Among the records that follow, count the lines with the string "label"; report only that count.
....
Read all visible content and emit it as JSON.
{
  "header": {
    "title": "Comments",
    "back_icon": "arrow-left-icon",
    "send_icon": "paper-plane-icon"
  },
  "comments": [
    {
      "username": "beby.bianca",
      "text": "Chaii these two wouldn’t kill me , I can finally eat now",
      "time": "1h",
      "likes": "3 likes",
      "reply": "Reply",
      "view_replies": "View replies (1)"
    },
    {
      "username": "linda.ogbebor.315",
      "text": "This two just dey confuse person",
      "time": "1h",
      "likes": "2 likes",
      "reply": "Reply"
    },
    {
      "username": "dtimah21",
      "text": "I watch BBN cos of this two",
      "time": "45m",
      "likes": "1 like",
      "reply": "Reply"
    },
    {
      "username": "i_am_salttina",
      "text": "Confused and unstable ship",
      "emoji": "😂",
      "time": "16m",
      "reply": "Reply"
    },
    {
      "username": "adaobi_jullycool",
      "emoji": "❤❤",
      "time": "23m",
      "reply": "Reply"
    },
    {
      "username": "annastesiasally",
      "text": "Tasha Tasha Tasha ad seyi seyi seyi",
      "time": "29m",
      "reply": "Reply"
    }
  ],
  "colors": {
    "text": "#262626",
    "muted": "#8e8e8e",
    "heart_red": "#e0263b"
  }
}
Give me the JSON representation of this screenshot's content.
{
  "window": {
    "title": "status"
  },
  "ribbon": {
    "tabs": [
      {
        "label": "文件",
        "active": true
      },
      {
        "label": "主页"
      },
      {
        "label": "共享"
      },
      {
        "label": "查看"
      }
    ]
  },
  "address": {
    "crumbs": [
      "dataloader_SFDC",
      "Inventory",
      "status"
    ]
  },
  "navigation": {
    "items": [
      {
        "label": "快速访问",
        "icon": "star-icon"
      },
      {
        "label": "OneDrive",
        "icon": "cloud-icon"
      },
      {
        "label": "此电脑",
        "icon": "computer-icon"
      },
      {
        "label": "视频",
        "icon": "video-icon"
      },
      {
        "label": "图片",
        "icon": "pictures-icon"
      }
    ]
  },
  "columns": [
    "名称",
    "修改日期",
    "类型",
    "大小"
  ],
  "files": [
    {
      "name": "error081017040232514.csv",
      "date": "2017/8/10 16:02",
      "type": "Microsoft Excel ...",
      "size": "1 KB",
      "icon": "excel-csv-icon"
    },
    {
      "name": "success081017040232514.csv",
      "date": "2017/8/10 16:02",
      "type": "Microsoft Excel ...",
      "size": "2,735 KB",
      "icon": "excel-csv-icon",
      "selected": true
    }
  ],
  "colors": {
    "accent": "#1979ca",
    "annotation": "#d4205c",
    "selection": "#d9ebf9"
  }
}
....
* [Solution to the problem] 9